All of the entries must be reproduced exactly, with no images carried over.

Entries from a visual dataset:
----

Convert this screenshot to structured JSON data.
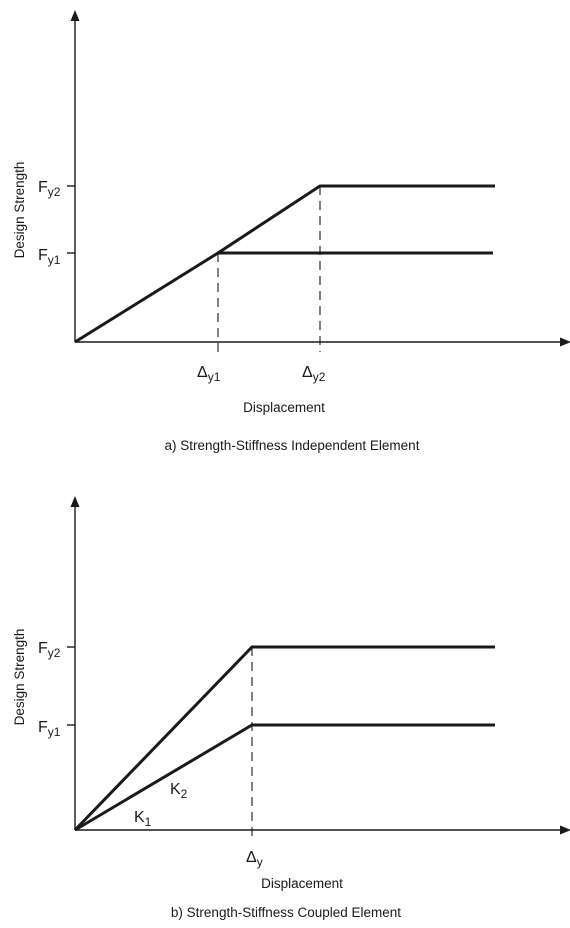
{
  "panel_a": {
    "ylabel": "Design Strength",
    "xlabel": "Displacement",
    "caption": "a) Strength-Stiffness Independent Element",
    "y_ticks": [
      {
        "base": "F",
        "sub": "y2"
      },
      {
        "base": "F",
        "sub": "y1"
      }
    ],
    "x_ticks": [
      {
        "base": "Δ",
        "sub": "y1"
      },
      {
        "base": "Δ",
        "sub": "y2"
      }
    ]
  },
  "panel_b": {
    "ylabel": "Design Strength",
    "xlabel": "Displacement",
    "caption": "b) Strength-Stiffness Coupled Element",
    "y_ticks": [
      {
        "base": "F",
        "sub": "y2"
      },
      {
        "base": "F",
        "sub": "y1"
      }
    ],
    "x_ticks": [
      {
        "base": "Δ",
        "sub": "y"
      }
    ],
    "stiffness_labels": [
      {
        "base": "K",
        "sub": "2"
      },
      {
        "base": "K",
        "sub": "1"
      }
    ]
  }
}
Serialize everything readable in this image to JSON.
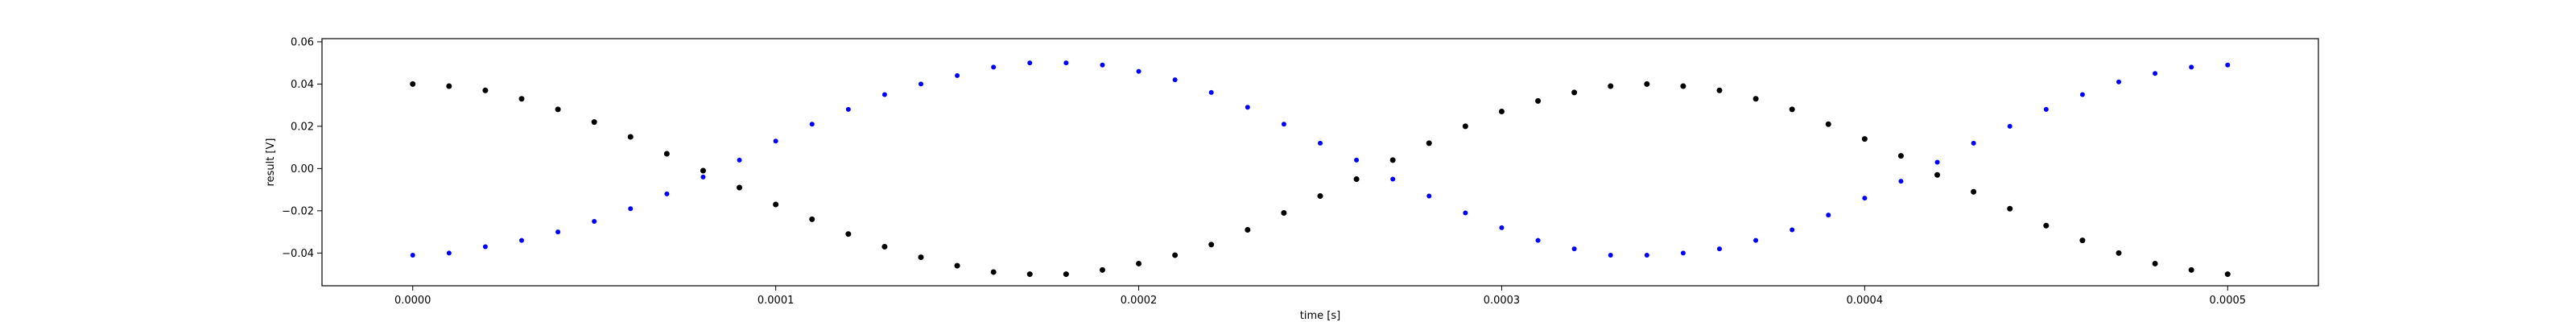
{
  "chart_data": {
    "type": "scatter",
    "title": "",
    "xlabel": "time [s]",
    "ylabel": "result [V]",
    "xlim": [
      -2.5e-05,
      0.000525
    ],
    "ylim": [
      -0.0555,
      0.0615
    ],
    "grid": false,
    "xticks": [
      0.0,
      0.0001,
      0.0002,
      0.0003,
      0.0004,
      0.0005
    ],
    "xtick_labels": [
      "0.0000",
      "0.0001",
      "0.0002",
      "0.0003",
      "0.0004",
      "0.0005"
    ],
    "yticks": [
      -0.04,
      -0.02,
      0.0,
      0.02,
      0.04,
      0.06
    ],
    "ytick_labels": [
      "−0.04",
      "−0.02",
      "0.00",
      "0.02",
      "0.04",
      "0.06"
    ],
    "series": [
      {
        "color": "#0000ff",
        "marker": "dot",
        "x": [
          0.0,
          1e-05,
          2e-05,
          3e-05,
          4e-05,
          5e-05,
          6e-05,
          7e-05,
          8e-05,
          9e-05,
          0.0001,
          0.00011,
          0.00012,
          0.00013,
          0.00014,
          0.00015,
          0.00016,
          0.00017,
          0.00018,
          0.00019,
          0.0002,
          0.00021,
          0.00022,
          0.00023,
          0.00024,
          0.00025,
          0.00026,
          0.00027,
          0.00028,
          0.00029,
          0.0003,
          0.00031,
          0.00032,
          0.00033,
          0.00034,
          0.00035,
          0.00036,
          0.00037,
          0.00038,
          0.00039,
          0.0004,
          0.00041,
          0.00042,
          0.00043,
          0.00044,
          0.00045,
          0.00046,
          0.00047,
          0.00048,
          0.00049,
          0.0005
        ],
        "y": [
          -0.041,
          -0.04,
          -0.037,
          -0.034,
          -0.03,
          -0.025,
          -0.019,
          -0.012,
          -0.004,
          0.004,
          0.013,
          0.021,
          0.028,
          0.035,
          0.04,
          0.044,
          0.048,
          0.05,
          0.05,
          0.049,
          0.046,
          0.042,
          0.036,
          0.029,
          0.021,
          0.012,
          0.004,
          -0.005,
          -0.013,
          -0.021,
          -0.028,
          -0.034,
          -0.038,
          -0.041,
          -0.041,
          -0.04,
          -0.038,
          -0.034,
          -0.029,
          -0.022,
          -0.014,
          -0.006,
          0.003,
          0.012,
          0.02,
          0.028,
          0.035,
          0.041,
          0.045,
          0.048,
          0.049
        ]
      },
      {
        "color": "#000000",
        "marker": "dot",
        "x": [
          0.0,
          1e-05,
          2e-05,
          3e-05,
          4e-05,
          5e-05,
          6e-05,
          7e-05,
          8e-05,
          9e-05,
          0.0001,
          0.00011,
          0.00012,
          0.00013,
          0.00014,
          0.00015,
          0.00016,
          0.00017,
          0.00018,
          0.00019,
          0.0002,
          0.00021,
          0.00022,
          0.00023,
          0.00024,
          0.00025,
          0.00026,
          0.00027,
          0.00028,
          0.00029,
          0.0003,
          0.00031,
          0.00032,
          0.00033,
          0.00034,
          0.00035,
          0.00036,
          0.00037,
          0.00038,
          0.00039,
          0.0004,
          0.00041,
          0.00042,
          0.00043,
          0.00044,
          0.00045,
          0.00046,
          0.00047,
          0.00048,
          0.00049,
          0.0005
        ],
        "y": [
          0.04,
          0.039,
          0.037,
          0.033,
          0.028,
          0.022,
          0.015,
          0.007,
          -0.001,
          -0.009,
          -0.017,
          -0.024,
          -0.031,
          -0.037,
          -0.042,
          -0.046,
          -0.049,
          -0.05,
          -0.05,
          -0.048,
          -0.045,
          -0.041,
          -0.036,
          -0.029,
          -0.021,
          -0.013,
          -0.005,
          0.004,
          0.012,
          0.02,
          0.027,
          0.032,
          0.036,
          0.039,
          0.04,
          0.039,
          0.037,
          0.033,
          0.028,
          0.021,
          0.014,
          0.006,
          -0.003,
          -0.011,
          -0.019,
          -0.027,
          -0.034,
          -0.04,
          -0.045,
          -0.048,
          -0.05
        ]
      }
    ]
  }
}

----

EXERCISE RESULT —
Convert this screenshot to structured JSON data.
{
  "panel_a": {
    "ylabel": "Design Strength",
    "xlabel": "Displacement",
    "caption": "a) Strength-Stiffness Independent Element",
    "y_ticks": [
      {
        "base": "F",
        "sub": "y2"
      },
      {
        "base": "F",
        "sub": "y1"
      }
    ],
    "x_ticks": [
      {
        "base": "Δ",
        "sub": "y1"
      },
      {
        "base": "Δ",
        "sub": "y2"
      }
    ]
  },
  "panel_b": {
    "ylabel": "Design Strength",
    "xlabel": "Displacement",
    "caption": "b) Strength-Stiffness Coupled Element",
    "y_ticks": [
      {
        "base": "F",
        "sub": "y2"
      },
      {
        "base": "F",
        "sub": "y1"
      }
    ],
    "x_ticks": [
      {
        "base": "Δ",
        "sub": "y"
      }
    ],
    "stiffness_labels": [
      {
        "base": "K",
        "sub": "2"
      },
      {
        "base": "K",
        "sub": "1"
      }
    ]
  }
}
Serialize everything readable in this image to JSON.
{
  "chart_data": {
    "type": "scatter",
    "title": "",
    "xlabel": "time [s]",
    "ylabel": "result [V]",
    "xlim": [
      -2.5e-05,
      0.000525
    ],
    "ylim": [
      -0.0555,
      0.0615
    ],
    "grid": false,
    "xticks": [
      0.0,
      0.0001,
      0.0002,
      0.0003,
      0.0004,
      0.0005
    ],
    "xtick_labels": [
      "0.0000",
      "0.0001",
      "0.0002",
      "0.0003",
      "0.0004",
      "0.0005"
    ],
    "yticks": [
      -0.04,
      -0.02,
      0.0,
      0.02,
      0.04,
      0.06
    ],
    "ytick_labels": [
      "−0.04",
      "−0.02",
      "0.00",
      "0.02",
      "0.04",
      "0.06"
    ],
    "series": [
      {
        "color": "#0000ff",
        "marker": "dot",
        "x": [
          0.0,
          1e-05,
          2e-05,
          3e-05,
          4e-05,
          5e-05,
          6e-05,
          7e-05,
          8e-05,
          9e-05,
          0.0001,
          0.00011,
          0.00012,
          0.00013,
          0.00014,
          0.00015,
          0.00016,
          0.00017,
          0.00018,
          0.00019,
          0.0002,
          0.00021,
          0.00022,
          0.00023,
          0.00024,
          0.00025,
          0.00026,
          0.00027,
          0.00028,
          0.00029,
          0.0003,
          0.00031,
          0.00032,
          0.00033,
          0.00034,
          0.00035,
          0.00036,
          0.00037,
          0.00038,
          0.00039,
          0.0004,
          0.00041,
          0.00042,
          0.00043,
          0.00044,
          0.00045,
          0.00046,
          0.00047,
          0.00048,
          0.00049,
          0.0005
        ],
        "y": [
          -0.041,
          -0.04,
          -0.037,
          -0.034,
          -0.03,
          -0.025,
          -0.019,
          -0.012,
          -0.004,
          0.004,
          0.013,
          0.021,
          0.028,
          0.035,
          0.04,
          0.044,
          0.048,
          0.05,
          0.05,
          0.049,
          0.046,
          0.042,
          0.036,
          0.029,
          0.021,
          0.012,
          0.004,
          -0.005,
          -0.013,
          -0.021,
          -0.028,
          -0.034,
          -0.038,
          -0.041,
          -0.041,
          -0.04,
          -0.038,
          -0.034,
          -0.029,
          -0.022,
          -0.014,
          -0.006,
          0.003,
          0.012,
          0.02,
          0.028,
          0.035,
          0.041,
          0.045,
          0.048,
          0.049
        ]
      },
      {
        "color": "#000000",
        "marker": "dot",
        "x": [
          0.0,
          1e-05,
          2e-05,
          3e-05,
          4e-05,
          5e-05,
          6e-05,
          7e-05,
          8e-05,
          9e-05,
          0.0001,
          0.00011,
          0.00012,
          0.00013,
          0.00014,
          0.00015,
          0.00016,
          0.00017,
          0.00018,
          0.00019,
          0.0002,
          0.00021,
          0.00022,
          0.00023,
          0.00024,
          0.00025,
          0.00026,
          0.00027,
          0.00028,
          0.00029,
          0.0003,
          0.00031,
          0.00032,
          0.00033,
          0.00034,
          0.00035,
          0.00036,
          0.00037,
          0.00038,
          0.00039,
          0.0004,
          0.00041,
          0.00042,
          0.00043,
          0.00044,
          0.00045,
          0.00046,
          0.00047,
          0.00048,
          0.00049,
          0.0005
        ],
        "y": [
          0.04,
          0.039,
          0.037,
          0.033,
          0.028,
          0.022,
          0.015,
          0.007,
          -0.001,
          -0.009,
          -0.017,
          -0.024,
          -0.031,
          -0.037,
          -0.042,
          -0.046,
          -0.049,
          -0.05,
          -0.05,
          -0.048,
          -0.045,
          -0.041,
          -0.036,
          -0.029,
          -0.021,
          -0.013,
          -0.005,
          0.004,
          0.012,
          0.02,
          0.027,
          0.032,
          0.036,
          0.039,
          0.04,
          0.039,
          0.037,
          0.033,
          0.028,
          0.021,
          0.014,
          0.006,
          -0.003,
          -0.011,
          -0.019,
          -0.027,
          -0.034,
          -0.04,
          -0.045,
          -0.048,
          -0.05
        ]
      }
    ]
  }
}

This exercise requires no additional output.